**What you have to do**. Pick out each line containing the string "JSON" and copy it.

**Data listing**.
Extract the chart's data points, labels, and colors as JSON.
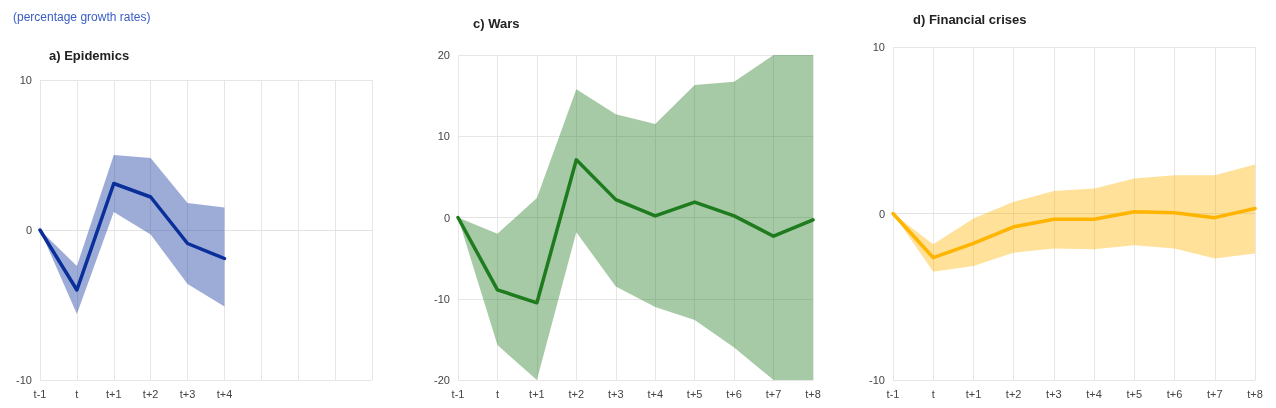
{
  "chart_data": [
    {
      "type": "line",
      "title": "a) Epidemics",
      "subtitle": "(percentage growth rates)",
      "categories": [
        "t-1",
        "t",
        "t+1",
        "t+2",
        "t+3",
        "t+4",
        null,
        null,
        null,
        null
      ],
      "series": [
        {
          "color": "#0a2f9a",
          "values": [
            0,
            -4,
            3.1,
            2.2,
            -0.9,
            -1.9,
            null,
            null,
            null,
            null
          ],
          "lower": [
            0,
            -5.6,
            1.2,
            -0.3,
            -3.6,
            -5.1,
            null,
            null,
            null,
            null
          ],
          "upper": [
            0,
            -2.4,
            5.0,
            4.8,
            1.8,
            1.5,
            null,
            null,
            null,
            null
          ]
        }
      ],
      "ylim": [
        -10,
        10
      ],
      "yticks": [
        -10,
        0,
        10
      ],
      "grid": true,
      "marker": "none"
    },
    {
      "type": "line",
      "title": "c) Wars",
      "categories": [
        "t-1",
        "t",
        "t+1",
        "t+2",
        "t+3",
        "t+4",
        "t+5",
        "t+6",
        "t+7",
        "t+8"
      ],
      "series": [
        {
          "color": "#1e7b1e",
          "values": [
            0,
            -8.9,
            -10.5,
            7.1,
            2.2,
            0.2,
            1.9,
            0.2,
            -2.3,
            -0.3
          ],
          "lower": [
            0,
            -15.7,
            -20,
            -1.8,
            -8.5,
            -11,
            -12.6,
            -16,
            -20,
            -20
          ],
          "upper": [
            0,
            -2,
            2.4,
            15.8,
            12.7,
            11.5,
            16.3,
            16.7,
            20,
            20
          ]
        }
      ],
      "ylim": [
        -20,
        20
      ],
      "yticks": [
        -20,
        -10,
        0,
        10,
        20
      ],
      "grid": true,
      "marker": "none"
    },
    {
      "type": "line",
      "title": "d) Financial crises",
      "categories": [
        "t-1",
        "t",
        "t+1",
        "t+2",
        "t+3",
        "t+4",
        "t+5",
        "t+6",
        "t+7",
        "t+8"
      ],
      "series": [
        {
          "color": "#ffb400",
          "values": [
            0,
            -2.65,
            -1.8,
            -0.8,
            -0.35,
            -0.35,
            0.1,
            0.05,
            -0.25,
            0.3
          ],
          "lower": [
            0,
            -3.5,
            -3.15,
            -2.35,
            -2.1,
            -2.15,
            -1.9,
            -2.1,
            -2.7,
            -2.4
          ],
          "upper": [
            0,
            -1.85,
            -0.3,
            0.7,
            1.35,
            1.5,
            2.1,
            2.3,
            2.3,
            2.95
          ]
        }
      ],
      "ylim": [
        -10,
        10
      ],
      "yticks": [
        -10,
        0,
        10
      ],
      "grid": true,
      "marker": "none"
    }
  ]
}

* * *

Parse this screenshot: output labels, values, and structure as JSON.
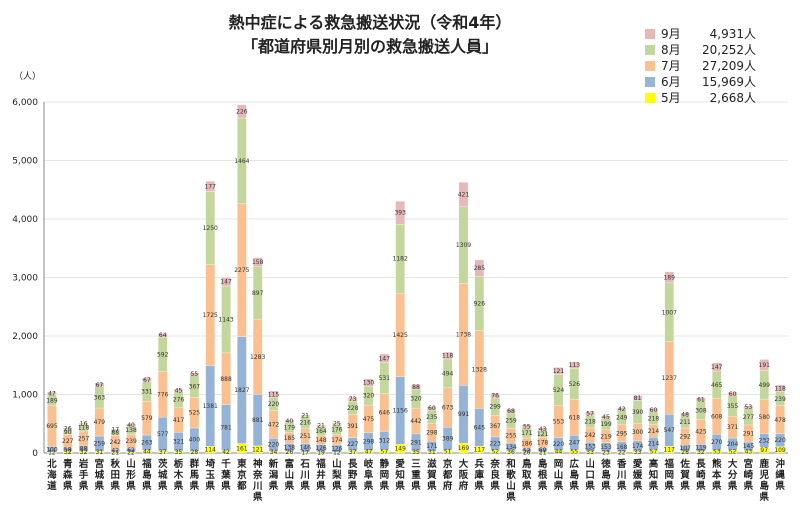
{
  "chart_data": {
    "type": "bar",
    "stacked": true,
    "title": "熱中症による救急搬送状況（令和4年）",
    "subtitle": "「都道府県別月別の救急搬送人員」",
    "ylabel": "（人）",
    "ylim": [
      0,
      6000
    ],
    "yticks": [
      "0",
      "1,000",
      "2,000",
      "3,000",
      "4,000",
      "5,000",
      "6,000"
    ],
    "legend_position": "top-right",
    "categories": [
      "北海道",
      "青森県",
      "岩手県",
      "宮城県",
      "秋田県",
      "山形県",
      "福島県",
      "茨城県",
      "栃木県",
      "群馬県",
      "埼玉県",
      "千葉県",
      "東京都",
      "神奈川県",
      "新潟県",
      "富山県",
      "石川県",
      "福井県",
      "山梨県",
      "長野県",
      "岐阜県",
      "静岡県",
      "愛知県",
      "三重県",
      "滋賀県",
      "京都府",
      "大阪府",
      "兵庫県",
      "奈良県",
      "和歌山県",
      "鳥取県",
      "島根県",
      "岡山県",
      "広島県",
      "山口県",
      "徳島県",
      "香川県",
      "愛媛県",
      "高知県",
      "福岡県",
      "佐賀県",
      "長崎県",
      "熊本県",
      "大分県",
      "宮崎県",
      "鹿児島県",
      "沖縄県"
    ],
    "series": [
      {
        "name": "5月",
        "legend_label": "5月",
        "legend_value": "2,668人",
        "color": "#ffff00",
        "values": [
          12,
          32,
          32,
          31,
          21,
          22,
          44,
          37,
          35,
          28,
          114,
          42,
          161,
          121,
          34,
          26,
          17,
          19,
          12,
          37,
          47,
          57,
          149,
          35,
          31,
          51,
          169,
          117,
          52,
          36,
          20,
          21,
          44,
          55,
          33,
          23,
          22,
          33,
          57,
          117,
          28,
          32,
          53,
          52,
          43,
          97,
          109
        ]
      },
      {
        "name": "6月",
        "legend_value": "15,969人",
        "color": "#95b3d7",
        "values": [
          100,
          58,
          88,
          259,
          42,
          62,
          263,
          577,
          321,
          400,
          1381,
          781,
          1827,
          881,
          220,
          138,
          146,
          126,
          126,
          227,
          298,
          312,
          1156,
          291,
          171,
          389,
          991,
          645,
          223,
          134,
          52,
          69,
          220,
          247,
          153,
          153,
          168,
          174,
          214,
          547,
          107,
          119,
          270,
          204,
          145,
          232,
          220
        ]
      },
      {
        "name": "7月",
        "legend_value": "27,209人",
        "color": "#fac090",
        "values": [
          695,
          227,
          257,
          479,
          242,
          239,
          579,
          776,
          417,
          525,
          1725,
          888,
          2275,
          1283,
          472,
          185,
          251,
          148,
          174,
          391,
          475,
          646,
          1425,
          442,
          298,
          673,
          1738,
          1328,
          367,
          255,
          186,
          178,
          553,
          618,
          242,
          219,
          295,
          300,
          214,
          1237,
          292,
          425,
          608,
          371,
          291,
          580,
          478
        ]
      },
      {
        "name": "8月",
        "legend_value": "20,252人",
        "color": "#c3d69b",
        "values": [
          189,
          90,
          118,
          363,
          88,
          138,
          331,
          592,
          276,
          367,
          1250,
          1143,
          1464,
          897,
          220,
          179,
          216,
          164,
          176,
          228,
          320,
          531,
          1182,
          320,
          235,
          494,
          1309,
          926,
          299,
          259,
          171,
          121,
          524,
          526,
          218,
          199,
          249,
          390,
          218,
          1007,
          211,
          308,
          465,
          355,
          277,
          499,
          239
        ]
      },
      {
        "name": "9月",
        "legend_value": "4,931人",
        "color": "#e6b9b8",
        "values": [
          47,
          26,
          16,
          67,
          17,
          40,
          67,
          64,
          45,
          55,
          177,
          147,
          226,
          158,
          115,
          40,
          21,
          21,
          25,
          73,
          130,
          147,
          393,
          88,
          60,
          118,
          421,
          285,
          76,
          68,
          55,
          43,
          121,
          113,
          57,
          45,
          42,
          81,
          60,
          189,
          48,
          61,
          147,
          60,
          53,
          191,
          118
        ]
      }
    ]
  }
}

**Result of this exercise**.
Extract the chart's data points, labels, and colors as JSON.
Parse this screenshot: output labels, values, and structure as JSON.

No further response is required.